Tasks and exercises:
(1) In the passage on Polonius's advice to Laertes, what does Laertes prepare to do in Act One, scene three?
(2) Continue the passage on Polonius's advice to Laertes from its last sentence.

Text:
* begin *

In Act One, scene three, (lines 59-85), Laertes prepares to go away to school. He has some hypocritical advice to give Ophelia about Hamlet, which she reminds him he had better be prepared to follow as well, and Polonius provides these "pearls of wisdom:"
- keep your thoughts to yourself; think before you act; don't be overly friendly ("vulgar");
- keep your old friends who you know you can trust, close to you;
- spend your money wisely;
- don't get into fights easily, but once in, prove you are to be taken seriously;
- listen to the advice of others, but 'reserve your judgment;'
- buy clothes that are well made, but avoid buying showing garments to impress others—the 'clothes make the man.'
- don't borrow money or lend it;
- be true (honest) with yourself, for then you cannot lie to any other man.

* end *

(Element and region data)
* begin *

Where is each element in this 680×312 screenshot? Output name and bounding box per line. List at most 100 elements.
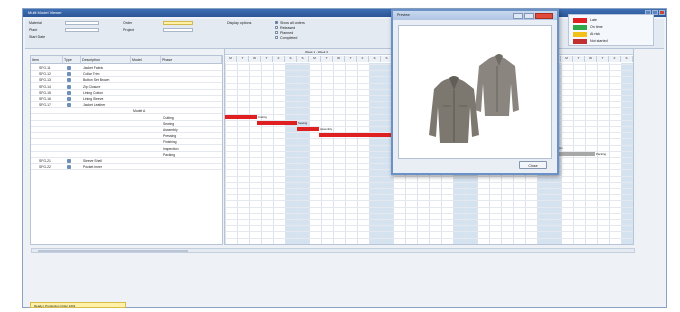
day-header: F [609, 56, 621, 62]
day-header: S [285, 56, 297, 62]
table-row-phase[interactable]: Sewing [31, 121, 222, 127]
close-icon[interactable] [659, 10, 665, 15]
legend-swatch [573, 25, 587, 30]
col-header-phase[interactable]: Phase [161, 56, 222, 64]
day-header: W [585, 56, 597, 62]
day-header: M [561, 56, 573, 62]
day-header: T [597, 56, 609, 62]
gantt-bar-label: Assembly [320, 127, 333, 131]
gantt-gridline [333, 63, 334, 244]
gantt-bar[interactable] [297, 127, 319, 131]
material-field[interactable] [65, 21, 99, 25]
gantt-gridline [621, 63, 622, 244]
dialog-maximize-icon[interactable] [524, 13, 534, 19]
gantt-gridline [309, 63, 310, 244]
item-type-icon [67, 66, 71, 70]
dialog-minimize-icon[interactable] [513, 13, 523, 19]
gantt-row-line [225, 175, 633, 177]
option-checkbox-all[interactable] [275, 21, 278, 24]
gantt-gridline [285, 63, 286, 244]
col-header-type[interactable]: Type [63, 56, 81, 64]
row-item-code: SFG-16 [39, 97, 51, 101]
gantt-row-line [225, 206, 633, 208]
day-header: S [297, 56, 309, 62]
option-checkbox-released[interactable] [275, 26, 278, 29]
phase-label: Sewing [163, 121, 175, 126]
row-item-code: SFG-17 [39, 103, 51, 108]
gantt-bar[interactable] [225, 114, 257, 119]
table-row[interactable]: SFG-14 Zip Closure [31, 84, 222, 90]
model-caption: Model A [133, 109, 146, 114]
row-item-code: SFG-13 [39, 78, 51, 83]
table-row[interactable]: SFG-22 Pocket Inner [31, 164, 222, 171]
gantt-gridline [297, 63, 298, 244]
gantt-gridline [369, 63, 370, 244]
order-field[interactable] [163, 21, 193, 25]
gantt-gridline [321, 63, 322, 244]
row-item-code: SFG-12 [39, 72, 51, 77]
product-image-area [398, 25, 552, 159]
table-row-phase[interactable]: Finishing [31, 139, 222, 146]
dialog-title-bar: Preview [393, 11, 557, 20]
table-row-phase[interactable]: Inspection [31, 146, 222, 152]
day-header: S [369, 56, 381, 62]
table-row-phase[interactable]: Pressing [31, 133, 222, 140]
table-row-phase[interactable]: Packing [31, 152, 222, 158]
plant-field[interactable] [65, 28, 99, 32]
day-header: M [309, 56, 321, 62]
table-row-model[interactable]: Model A [31, 108, 222, 115]
item-type-icon [67, 78, 71, 83]
gantt-row-line [225, 237, 633, 239]
row-item-code: SFG-14 [39, 84, 51, 89]
legend-swatch [573, 39, 587, 44]
day-header: T [573, 56, 585, 62]
gantt-gridline [381, 63, 382, 244]
table-row[interactable]: SFG-15 Lining Cotton [31, 90, 222, 96]
table-row[interactable]: SFG-21 Sleeve Shell [31, 158, 222, 164]
table-row[interactable]: SFG-11 Jacket Fabric [31, 65, 222, 71]
legend-swatch [573, 32, 587, 37]
gantt-row-line [225, 225, 633, 227]
phase-label: Cutting [163, 115, 174, 120]
weekend-column [297, 63, 309, 244]
status-bar: Ready | Production Order 1001 [30, 302, 126, 308]
field-label-plant: Plant [29, 28, 38, 32]
gantt-bar[interactable] [319, 133, 391, 138]
weekend-column [285, 63, 297, 244]
item-type-icon [67, 103, 71, 108]
item-grid: Item Type Description Model Phase SFG-11… [30, 55, 223, 245]
gantt-row-line [225, 188, 633, 189]
dialog-close-icon[interactable] [535, 13, 553, 19]
table-row[interactable]: SFG-13 Button Set Brown [31, 77, 222, 84]
table-row-phase[interactable]: Assembly [31, 127, 222, 133]
day-header: T [237, 56, 249, 62]
table-row[interactable]: SFG-16 Lining Sleeve [31, 96, 222, 102]
dialog-close-button[interactable]: Close [519, 161, 547, 169]
gantt-gridline [609, 63, 610, 244]
day-header: F [273, 56, 285, 62]
horizontal-scrollbar[interactable] [31, 248, 635, 253]
item-type-icon [67, 90, 71, 95]
gantt-bar[interactable] [257, 120, 297, 125]
table-row[interactable]: SFG-17 Jacket Leather [31, 102, 222, 109]
row-description: Pocket Inner [83, 165, 103, 170]
row-description: Sleeve Shell [83, 159, 102, 163]
phase-label: Inspection [163, 146, 179, 151]
col-header-model[interactable]: Model [131, 56, 161, 64]
options-title: Display options [227, 21, 252, 25]
col-header-description[interactable]: Description [81, 56, 131, 64]
gantt-row-line [225, 200, 633, 202]
project-field[interactable] [163, 28, 193, 32]
table-row[interactable]: SFG-12 Collar Trim [31, 71, 222, 78]
table-row-phase[interactable]: Cutting [31, 115, 222, 121]
scrollbar-thumb[interactable] [38, 250, 188, 252]
option-label-completed: Completed [280, 36, 298, 40]
item-type-icon [67, 84, 71, 89]
option-checkbox-completed[interactable] [275, 36, 278, 39]
col-header-item[interactable]: Item [31, 56, 63, 64]
item-type-icon [67, 72, 71, 77]
day-header: M [225, 56, 237, 62]
row-description: Zip Closure [83, 84, 101, 89]
option-checkbox-planned[interactable] [275, 31, 278, 34]
gantt-gridline [237, 63, 238, 244]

* end *

Answers for the tasks:
(1) He prepares to go away to school.

(2)
I find that all of these pieces of advice to Laertes from Polonius are valuable. The father encourages his son as I would my own child to be wise, to be honest and to be honorable. Don't fight with others easily; listen carefully, but be slow to speak. If this were today, I would add that one should not put anything in writing; be careful to enter into contracts; be mindful of what you say and to whom; and, be kind to others. I don't think that Polonius's advice is out-of-date at all, which is why Shakespeare is so wonderful: his writing is timeless.